◆ **Extracted entries**:
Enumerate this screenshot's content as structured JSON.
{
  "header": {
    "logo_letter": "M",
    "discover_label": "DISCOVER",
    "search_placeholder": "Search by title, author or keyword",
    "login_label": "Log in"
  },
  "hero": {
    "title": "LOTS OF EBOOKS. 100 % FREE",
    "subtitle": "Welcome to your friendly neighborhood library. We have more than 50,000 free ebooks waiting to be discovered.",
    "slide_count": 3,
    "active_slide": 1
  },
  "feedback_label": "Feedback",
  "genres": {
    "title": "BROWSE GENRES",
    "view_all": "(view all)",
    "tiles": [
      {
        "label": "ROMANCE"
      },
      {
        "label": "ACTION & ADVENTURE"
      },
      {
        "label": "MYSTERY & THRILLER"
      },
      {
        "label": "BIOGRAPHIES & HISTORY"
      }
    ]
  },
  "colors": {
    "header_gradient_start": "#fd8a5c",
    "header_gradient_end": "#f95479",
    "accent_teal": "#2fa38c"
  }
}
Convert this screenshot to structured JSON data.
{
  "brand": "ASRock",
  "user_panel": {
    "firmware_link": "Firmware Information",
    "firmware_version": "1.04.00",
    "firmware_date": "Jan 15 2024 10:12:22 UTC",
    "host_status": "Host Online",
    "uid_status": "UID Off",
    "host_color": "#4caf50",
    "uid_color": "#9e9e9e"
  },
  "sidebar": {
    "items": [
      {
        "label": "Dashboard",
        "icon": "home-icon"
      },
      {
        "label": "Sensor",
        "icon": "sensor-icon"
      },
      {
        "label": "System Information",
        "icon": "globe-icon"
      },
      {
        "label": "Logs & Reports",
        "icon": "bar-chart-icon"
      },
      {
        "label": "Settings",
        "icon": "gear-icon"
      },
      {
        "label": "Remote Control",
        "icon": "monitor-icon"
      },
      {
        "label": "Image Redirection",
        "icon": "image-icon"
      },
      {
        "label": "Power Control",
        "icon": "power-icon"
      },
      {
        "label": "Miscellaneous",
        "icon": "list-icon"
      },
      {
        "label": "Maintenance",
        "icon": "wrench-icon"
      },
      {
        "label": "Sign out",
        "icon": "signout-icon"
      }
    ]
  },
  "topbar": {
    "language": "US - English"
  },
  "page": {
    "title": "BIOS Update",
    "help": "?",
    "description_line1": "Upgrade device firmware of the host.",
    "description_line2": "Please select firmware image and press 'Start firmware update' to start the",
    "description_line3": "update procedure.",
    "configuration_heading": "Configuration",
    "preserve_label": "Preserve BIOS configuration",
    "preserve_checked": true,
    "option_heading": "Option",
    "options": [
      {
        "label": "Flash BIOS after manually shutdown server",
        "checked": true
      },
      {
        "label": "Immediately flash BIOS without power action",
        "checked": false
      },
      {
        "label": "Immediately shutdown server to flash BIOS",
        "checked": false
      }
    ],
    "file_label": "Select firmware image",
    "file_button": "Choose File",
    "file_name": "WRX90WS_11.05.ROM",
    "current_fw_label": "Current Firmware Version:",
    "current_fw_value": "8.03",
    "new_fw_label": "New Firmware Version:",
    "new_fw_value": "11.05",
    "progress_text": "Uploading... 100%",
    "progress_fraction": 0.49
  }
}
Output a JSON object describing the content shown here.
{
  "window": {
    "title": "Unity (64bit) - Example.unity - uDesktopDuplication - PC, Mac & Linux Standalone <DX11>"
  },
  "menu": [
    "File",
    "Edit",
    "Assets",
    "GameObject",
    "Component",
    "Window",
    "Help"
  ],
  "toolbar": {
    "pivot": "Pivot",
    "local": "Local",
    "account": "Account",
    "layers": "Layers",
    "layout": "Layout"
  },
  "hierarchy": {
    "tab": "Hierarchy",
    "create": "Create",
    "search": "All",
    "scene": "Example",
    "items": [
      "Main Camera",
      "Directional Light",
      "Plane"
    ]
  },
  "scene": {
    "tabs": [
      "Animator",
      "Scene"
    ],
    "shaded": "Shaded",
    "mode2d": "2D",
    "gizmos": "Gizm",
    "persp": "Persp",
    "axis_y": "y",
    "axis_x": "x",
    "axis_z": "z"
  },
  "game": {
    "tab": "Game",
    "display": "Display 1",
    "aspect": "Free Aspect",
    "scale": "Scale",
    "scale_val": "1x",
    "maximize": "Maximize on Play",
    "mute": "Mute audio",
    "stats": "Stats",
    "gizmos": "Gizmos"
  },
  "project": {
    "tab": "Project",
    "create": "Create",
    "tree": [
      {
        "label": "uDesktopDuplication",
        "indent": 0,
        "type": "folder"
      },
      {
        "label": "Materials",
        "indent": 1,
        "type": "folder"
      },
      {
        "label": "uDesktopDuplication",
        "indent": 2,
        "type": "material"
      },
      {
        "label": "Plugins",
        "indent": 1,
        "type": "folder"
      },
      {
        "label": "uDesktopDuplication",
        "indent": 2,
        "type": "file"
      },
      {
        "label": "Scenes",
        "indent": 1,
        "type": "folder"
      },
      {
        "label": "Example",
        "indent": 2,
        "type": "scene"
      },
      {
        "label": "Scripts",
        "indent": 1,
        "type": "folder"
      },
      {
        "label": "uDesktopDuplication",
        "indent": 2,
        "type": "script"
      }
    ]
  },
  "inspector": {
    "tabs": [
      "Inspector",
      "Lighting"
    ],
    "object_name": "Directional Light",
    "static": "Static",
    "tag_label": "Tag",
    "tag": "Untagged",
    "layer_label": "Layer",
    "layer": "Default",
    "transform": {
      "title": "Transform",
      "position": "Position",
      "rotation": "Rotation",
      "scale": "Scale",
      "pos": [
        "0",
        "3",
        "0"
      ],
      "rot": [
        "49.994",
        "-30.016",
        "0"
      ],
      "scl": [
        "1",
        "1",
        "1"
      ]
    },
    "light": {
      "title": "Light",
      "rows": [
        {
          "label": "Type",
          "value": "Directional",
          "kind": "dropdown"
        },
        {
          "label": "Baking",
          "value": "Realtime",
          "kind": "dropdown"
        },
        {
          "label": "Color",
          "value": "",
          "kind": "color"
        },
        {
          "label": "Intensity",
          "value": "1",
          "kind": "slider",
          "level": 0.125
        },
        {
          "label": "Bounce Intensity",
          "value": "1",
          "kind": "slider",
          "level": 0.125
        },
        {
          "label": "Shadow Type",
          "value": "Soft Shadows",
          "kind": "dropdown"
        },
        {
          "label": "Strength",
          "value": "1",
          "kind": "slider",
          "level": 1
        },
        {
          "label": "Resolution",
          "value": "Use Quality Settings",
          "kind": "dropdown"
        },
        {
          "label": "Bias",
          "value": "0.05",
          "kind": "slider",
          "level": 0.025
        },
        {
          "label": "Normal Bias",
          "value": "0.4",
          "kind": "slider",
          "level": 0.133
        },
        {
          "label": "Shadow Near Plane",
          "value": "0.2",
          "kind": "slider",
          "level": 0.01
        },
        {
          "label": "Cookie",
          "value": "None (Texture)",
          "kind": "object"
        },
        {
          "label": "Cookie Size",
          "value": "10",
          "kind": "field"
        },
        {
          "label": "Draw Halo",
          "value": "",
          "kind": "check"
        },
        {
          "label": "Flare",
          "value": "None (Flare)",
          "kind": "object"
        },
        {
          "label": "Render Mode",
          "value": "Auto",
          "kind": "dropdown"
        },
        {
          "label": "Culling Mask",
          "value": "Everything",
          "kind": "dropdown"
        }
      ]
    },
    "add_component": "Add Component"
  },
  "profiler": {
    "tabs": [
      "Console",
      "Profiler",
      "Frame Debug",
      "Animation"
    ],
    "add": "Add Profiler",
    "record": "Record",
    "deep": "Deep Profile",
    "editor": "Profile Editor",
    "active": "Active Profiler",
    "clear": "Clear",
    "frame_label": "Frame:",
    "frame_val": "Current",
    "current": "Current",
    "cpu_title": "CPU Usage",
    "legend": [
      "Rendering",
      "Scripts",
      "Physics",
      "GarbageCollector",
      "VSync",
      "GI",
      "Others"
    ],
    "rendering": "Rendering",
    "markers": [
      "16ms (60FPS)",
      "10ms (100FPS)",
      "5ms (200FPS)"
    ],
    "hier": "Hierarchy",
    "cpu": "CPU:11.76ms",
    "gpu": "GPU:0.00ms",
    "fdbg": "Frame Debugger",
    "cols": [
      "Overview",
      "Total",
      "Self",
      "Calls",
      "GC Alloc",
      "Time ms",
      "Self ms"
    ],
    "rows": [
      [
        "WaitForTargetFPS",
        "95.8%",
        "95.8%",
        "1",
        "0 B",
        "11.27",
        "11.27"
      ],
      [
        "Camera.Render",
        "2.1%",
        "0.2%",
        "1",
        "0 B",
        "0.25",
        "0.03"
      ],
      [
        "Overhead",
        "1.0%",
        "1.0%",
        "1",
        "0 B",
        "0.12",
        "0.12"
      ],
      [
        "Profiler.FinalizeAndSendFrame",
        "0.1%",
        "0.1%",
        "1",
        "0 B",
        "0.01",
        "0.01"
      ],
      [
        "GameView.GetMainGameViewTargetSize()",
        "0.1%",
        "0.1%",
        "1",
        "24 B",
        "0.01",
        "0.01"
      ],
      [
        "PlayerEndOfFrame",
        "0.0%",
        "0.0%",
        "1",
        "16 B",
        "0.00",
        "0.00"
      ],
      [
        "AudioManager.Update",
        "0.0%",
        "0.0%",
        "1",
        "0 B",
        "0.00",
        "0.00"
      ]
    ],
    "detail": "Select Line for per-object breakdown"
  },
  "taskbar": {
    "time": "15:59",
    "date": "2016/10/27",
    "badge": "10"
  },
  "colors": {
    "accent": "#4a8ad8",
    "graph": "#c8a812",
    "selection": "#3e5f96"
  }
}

◆ **Exercise task**:
Reproduce each line of the entries in which the word "Example" is found.

◆ **Written solution**:
    "title": "Unity (64bit) - Example.unity - uDesktopDuplication - PC, Mac & Linux Standalone <DX11>"
    "scene": "Example",
        "label": "Example",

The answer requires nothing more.